Data items
[Start]

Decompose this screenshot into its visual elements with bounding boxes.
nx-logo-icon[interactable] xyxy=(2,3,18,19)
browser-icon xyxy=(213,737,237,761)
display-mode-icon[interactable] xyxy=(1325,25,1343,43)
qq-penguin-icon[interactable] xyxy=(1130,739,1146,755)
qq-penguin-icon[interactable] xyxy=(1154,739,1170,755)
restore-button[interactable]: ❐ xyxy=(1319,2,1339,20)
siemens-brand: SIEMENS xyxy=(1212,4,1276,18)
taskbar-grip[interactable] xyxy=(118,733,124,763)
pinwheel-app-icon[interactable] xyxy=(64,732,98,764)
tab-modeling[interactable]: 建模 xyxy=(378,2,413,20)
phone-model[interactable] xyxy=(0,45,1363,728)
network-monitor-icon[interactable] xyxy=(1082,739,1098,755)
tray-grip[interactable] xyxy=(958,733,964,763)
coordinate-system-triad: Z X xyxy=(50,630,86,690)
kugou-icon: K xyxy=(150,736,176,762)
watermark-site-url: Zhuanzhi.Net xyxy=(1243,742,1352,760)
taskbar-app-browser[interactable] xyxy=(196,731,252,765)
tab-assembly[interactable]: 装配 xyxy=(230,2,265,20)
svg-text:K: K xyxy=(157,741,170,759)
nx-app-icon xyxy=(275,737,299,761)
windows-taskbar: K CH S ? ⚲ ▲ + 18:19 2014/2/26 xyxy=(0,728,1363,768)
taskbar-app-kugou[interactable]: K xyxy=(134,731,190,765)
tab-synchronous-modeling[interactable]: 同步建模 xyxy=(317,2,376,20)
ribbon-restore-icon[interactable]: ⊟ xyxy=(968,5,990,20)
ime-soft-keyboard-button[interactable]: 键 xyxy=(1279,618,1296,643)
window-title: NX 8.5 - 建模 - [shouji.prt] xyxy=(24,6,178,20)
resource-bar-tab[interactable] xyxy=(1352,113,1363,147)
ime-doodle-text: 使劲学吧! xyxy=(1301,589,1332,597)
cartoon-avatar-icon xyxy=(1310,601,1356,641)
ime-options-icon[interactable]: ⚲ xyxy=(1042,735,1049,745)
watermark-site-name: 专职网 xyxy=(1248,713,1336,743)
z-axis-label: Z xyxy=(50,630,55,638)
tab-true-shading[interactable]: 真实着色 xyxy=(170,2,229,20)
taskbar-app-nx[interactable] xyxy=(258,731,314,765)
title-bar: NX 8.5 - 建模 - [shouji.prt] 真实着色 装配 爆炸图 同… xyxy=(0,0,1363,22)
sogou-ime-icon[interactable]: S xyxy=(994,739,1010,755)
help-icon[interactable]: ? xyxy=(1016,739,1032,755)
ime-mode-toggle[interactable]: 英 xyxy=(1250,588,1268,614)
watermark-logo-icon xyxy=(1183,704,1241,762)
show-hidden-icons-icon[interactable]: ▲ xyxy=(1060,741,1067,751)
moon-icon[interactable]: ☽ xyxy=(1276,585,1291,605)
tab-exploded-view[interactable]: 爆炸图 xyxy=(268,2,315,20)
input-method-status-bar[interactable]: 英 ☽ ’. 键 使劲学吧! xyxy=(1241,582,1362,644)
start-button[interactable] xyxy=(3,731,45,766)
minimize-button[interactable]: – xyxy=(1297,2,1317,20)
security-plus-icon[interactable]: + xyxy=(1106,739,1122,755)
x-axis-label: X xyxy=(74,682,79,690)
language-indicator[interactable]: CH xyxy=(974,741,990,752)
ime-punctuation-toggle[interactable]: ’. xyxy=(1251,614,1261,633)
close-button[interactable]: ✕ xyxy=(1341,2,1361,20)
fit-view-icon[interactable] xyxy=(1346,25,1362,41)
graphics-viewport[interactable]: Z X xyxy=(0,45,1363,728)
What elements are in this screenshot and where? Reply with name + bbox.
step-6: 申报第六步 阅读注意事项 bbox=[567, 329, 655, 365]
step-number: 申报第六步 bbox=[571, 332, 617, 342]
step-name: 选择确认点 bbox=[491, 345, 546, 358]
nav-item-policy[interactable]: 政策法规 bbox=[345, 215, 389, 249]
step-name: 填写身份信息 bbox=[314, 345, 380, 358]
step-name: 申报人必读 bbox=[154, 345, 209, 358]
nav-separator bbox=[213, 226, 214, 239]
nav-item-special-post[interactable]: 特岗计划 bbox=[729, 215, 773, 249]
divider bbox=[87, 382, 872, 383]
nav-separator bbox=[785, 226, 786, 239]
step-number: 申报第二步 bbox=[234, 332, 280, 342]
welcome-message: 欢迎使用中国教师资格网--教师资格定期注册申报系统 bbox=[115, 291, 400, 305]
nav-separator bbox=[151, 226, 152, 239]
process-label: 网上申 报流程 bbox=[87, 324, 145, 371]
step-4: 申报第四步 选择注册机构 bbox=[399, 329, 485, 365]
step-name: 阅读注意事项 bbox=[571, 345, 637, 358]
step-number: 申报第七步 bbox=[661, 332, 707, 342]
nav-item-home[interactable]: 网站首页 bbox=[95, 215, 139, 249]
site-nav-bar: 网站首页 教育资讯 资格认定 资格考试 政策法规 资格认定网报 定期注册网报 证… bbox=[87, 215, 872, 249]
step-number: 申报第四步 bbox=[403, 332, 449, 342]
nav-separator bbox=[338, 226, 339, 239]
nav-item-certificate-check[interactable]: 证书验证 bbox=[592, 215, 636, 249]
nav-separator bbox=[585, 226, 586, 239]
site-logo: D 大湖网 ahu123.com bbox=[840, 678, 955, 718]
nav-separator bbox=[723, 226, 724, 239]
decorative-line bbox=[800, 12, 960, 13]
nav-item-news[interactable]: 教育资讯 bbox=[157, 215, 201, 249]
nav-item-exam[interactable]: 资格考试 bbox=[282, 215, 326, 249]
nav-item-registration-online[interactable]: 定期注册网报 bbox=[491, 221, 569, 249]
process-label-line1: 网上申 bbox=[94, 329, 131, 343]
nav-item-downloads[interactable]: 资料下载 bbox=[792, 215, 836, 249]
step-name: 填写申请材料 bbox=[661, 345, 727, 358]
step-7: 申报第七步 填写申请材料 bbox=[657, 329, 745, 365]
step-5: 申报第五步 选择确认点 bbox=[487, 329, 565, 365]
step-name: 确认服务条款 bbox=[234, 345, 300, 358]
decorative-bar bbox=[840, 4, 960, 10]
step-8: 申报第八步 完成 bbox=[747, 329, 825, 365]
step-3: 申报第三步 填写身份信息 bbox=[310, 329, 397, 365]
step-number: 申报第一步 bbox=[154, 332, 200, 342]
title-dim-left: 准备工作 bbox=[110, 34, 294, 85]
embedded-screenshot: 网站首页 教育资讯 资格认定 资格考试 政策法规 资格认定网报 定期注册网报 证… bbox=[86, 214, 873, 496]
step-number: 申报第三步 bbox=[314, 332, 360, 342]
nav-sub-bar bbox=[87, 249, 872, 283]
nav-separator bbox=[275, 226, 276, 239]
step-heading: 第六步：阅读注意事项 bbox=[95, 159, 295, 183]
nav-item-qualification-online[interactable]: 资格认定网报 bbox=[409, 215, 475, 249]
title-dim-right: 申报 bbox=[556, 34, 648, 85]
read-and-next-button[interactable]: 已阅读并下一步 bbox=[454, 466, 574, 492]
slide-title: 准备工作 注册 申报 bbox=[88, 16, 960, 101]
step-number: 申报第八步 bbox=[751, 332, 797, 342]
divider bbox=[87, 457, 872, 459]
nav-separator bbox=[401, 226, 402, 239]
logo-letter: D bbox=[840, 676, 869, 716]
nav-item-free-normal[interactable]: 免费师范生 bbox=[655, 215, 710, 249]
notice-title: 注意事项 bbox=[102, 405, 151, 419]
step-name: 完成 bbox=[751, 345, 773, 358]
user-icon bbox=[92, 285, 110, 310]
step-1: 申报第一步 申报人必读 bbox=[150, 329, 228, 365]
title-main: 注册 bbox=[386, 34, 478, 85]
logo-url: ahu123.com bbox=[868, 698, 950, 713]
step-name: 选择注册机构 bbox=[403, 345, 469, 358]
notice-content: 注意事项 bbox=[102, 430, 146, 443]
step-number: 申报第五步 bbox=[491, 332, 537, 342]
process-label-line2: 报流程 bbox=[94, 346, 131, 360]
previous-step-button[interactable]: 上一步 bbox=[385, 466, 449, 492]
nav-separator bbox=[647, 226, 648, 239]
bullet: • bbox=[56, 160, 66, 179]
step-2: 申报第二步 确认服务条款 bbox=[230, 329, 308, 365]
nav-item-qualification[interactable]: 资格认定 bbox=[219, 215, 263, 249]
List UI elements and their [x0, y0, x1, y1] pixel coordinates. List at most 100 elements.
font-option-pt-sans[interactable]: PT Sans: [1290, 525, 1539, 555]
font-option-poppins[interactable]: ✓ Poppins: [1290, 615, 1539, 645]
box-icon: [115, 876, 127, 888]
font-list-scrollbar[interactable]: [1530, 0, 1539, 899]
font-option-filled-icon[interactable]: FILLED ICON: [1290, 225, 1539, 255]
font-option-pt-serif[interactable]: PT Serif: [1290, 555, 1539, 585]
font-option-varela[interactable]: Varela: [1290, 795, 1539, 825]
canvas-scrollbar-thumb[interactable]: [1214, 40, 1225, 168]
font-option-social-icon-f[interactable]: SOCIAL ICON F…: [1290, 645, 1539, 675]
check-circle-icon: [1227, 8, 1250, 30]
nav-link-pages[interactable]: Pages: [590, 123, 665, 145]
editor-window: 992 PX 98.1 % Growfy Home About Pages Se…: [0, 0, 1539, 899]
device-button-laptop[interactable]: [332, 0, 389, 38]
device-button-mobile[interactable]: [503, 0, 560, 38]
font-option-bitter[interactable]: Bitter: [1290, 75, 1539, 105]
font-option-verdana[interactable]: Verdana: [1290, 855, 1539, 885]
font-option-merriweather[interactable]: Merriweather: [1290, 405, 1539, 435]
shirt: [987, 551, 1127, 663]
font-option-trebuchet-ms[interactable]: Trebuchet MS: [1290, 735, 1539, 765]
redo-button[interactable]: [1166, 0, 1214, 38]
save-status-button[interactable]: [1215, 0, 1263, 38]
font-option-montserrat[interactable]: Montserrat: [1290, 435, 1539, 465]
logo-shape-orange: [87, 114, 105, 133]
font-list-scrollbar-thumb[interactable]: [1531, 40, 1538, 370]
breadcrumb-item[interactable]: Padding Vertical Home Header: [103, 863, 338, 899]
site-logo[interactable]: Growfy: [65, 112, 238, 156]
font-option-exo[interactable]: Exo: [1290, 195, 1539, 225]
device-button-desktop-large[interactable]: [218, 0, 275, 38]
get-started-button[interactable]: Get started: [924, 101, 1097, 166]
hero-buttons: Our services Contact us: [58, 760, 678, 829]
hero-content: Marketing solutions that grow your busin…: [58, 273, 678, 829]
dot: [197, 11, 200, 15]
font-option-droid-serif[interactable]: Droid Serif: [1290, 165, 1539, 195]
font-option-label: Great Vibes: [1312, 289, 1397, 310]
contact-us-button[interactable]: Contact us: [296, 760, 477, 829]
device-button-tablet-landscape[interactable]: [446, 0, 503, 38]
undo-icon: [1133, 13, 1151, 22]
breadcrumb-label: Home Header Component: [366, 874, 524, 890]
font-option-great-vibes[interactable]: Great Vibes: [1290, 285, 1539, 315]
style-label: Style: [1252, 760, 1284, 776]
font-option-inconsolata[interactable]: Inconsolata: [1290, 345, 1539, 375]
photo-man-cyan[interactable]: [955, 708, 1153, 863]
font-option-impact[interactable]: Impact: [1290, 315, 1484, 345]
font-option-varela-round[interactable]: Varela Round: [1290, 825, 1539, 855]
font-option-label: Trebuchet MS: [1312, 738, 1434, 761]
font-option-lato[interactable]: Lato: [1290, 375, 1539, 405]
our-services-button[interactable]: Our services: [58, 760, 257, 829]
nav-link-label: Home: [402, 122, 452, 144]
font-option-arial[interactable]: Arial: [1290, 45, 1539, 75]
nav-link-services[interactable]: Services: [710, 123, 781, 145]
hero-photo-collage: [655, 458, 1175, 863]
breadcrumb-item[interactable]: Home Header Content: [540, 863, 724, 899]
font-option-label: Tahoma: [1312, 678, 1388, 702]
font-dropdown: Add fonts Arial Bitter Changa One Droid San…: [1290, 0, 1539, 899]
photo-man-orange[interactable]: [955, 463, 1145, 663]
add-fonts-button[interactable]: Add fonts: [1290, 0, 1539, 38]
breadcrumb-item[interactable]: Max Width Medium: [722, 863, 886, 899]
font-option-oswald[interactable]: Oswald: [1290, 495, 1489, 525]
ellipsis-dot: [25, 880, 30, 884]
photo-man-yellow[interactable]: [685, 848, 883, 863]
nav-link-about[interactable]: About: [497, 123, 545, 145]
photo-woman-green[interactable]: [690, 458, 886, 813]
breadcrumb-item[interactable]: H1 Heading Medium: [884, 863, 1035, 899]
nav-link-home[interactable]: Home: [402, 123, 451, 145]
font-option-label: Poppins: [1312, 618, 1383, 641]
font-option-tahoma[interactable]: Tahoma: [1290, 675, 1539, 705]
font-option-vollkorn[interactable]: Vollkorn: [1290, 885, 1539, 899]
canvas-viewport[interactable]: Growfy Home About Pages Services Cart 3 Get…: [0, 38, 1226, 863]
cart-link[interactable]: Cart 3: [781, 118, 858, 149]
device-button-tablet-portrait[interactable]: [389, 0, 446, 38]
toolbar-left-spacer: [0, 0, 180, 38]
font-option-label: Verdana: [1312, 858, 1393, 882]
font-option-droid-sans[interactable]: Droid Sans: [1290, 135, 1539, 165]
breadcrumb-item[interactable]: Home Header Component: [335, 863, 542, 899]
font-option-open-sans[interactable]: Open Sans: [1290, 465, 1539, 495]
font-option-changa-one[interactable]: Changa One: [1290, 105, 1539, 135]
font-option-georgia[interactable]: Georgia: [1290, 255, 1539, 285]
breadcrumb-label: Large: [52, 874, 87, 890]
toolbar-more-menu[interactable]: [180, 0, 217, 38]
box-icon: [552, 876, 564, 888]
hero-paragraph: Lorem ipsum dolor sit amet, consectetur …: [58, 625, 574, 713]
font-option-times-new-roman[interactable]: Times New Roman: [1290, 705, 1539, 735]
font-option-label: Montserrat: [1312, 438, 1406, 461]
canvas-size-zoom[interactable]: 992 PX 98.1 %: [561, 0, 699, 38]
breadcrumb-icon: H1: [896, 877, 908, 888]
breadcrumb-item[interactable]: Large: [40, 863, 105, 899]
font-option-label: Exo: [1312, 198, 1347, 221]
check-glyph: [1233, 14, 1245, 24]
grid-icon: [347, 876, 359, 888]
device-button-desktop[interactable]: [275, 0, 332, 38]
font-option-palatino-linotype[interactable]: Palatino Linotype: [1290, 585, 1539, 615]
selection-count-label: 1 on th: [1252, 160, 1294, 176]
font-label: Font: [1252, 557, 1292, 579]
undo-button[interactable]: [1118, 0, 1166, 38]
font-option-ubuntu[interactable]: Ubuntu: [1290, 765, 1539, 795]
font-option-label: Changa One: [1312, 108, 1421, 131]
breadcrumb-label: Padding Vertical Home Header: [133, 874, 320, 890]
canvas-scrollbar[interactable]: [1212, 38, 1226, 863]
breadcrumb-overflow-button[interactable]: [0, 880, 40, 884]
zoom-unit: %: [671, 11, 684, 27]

[End]

§ GIVEN PROBLEM: Extract the lines of the data items from the very first one through the line containing "qq-penguin-icon[interactable] xyxy=(1130,739,1146,755)", and repeat them exactly.

§ WORKED ANSWER:
Decompose this screenshot into its visual elements with bounding boxes.
nx-logo-icon[interactable] xyxy=(2,3,18,19)
browser-icon xyxy=(213,737,237,761)
display-mode-icon[interactable] xyxy=(1325,25,1343,43)
qq-penguin-icon[interactable] xyxy=(1130,739,1146,755)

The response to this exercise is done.